- **WRITTEN REQUEST**
Restate the records below word for word.

- **EXERCISE DATA**

** begin **

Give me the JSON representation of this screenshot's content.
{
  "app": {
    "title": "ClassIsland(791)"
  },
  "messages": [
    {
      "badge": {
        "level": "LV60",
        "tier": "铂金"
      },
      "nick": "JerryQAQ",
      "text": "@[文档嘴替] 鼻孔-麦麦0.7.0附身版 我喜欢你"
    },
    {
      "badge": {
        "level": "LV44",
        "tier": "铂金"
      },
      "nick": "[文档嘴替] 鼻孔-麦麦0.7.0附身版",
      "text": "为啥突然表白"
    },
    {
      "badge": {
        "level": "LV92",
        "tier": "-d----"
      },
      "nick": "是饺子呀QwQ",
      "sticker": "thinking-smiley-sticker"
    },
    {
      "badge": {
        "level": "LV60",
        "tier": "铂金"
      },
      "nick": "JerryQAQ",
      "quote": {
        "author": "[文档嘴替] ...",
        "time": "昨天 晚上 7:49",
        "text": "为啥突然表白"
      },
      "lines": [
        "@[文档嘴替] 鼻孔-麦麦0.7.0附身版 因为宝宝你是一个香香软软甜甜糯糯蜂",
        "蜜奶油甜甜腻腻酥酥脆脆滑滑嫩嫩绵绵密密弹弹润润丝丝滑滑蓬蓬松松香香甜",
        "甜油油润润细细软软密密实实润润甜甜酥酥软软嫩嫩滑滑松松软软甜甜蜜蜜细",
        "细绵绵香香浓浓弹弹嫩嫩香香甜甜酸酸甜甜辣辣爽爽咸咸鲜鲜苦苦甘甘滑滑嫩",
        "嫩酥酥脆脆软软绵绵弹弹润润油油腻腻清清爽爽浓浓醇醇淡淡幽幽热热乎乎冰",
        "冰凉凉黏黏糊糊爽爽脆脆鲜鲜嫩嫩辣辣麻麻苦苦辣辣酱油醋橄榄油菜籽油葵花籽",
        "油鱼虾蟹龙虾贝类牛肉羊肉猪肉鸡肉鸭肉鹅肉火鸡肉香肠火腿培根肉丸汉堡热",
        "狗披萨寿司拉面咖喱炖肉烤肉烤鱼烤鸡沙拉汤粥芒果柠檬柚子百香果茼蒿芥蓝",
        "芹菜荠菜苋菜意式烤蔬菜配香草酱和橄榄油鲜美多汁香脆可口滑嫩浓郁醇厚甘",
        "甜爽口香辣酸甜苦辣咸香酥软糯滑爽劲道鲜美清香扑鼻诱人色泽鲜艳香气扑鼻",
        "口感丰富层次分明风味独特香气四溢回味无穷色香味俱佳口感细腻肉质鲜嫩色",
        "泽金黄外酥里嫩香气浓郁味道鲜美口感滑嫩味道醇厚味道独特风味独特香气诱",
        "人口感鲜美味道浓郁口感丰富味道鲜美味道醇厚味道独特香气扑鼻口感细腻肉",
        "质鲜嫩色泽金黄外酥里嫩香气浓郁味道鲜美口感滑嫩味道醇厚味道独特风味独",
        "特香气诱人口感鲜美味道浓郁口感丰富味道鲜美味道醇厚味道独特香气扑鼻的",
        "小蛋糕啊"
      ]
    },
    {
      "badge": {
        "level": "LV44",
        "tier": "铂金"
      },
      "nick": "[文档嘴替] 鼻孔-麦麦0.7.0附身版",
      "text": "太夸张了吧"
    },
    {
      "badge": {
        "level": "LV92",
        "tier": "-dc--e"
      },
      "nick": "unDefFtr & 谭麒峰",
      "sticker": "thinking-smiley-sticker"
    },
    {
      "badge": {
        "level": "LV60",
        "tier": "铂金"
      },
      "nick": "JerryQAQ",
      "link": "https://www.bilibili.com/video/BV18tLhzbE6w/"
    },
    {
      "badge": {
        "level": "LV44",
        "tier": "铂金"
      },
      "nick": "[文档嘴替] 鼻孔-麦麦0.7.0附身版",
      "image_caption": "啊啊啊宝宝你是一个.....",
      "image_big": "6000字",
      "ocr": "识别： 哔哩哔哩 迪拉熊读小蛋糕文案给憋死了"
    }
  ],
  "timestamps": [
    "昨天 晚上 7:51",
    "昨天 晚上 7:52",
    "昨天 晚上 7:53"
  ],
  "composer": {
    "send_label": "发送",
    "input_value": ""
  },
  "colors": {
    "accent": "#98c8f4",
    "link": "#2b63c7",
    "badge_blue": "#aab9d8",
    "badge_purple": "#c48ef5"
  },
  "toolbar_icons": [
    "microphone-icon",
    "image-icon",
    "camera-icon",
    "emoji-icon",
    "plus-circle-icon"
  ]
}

** end **

- **EXERCISE RESULT**
Give me the JSON representation of this screenshot's content.
{
  "app": {
    "title": "ClassIsland(791)"
  },
  "messages": [
    {
      "badge": {
        "level": "LV60",
        "tier": "铂金"
      },
      "nick": "JerryQAQ",
      "text": "@[文档嘴替] 鼻孔-麦麦0.7.0附身版 我喜欢你"
    },
    {
      "badge": {
        "level": "LV44",
        "tier": "铂金"
      },
      "nick": "[文档嘴替] 鼻孔-麦麦0.7.0附身版",
      "text": "为啥突然表白"
    },
    {
      "badge": {
        "level": "LV92",
        "tier": "-d----"
      },
      "nick": "是饺子呀QwQ",
      "sticker": "thinking-smiley-sticker"
    },
    {
      "badge": {
        "level": "LV60",
        "tier": "铂金"
      },
      "nick": "JerryQAQ",
      "quote": {
        "author": "[文档嘴替] ...",
        "time": "昨天 晚上 7:49",
        "text": "为啥突然表白"
      },
      "lines": [
        "@[文档嘴替] 鼻孔-麦麦0.7.0附身版 因为宝宝你是一个香香软软甜甜糯糯蜂",
        "蜜奶油甜甜腻腻酥酥脆脆滑滑嫩嫩绵绵密密弹弹润润丝丝滑滑蓬蓬松松香香甜",
        "甜油油润润细细软软密密实实润润甜甜酥酥软软嫩嫩滑滑松松软软甜甜蜜蜜细",
        "细绵绵香香浓浓弹弹嫩嫩香香甜甜酸酸甜甜辣辣爽爽咸咸鲜鲜苦苦甘甘滑滑嫩",
        "嫩酥酥脆脆软软绵绵弹弹润润油油腻腻清清爽爽浓浓醇醇淡淡幽幽热热乎乎冰",
        "冰凉凉黏黏糊糊爽爽脆脆鲜鲜嫩嫩辣辣麻麻苦苦辣辣酱油醋橄榄油菜籽油葵花籽",
        "油鱼虾蟹龙虾贝类牛肉羊肉猪肉鸡肉鸭肉鹅肉火鸡肉香肠火腿培根肉丸汉堡热",
        "狗披萨寿司拉面咖喱炖肉烤肉烤鱼烤鸡沙拉汤粥芒果柠檬柚子百香果茼蒿芥蓝",
        "芹菜荠菜苋菜意式烤蔬菜配香草酱和橄榄油鲜美多汁香脆可口滑嫩浓郁醇厚甘",
        "甜爽口香辣酸甜苦辣咸香酥软糯滑爽劲道鲜美清香扑鼻诱人色泽鲜艳香气扑鼻",
        "口感丰富层次分明风味独特香气四溢回味无穷色香味俱佳口感细腻肉质鲜嫩色",
        "泽金黄外酥里嫩香气浓郁味道鲜美口感滑嫩味道醇厚味道独特风味独特香气诱",
        "人口感鲜美味道浓郁口感丰富味道鲜美味道醇厚味道独特香气扑鼻口感细腻肉",
        "质鲜嫩色泽金黄外酥里嫩香气浓郁味道鲜美口感滑嫩味道醇厚味道独特风味独",
        "特香气诱人口感鲜美味道浓郁口感丰富味道鲜美味道醇厚味道独特香气扑鼻的",
        "小蛋糕啊"
      ]
    },
    {
      "badge": {
        "level": "LV44",
        "tier": "铂金"
      },
      "nick": "[文档嘴替] 鼻孔-麦麦0.7.0附身版",
      "text": "太夸张了吧"
    },
    {
      "badge": {
        "level": "LV92",
        "tier": "-dc--e"
      },
      "nick": "unDefFtr & 谭麒峰",
      "sticker": "thinking-smiley-sticker"
    },
    {
      "badge": {
        "level": "LV60",
        "tier": "铂金"
      },
      "nick": "JerryQAQ",
      "link": "https://www.bilibili.com/video/BV18tLhzbE6w/"
    },
    {
      "badge": {
        "level": "LV44",
        "tier": "铂金"
      },
      "nick": "[文档嘴替] 鼻孔-麦麦0.7.0附身版",
      "image_caption": "啊啊啊宝宝你是一个.....",
      "image_big": "6000字",
      "ocr": "识别： 哔哩哔哩 迪拉熊读小蛋糕文案给憋死了"
    }
  ],
  "timestamps": [
    "昨天 晚上 7:51",
    "昨天 晚上 7:52",
    "昨天 晚上 7:53"
  ],
  "composer": {
    "send_label": "发送",
    "input_value": ""
  },
  "colors": {
    "accent": "#98c8f4",
    "link": "#2b63c7",
    "badge_blue": "#aab9d8",
    "badge_purple": "#c48ef5"
  },
  "toolbar_icons": [
    "microphone-icon",
    "image-icon",
    "camera-icon",
    "emoji-icon",
    "plus-circle-icon"
  ]
}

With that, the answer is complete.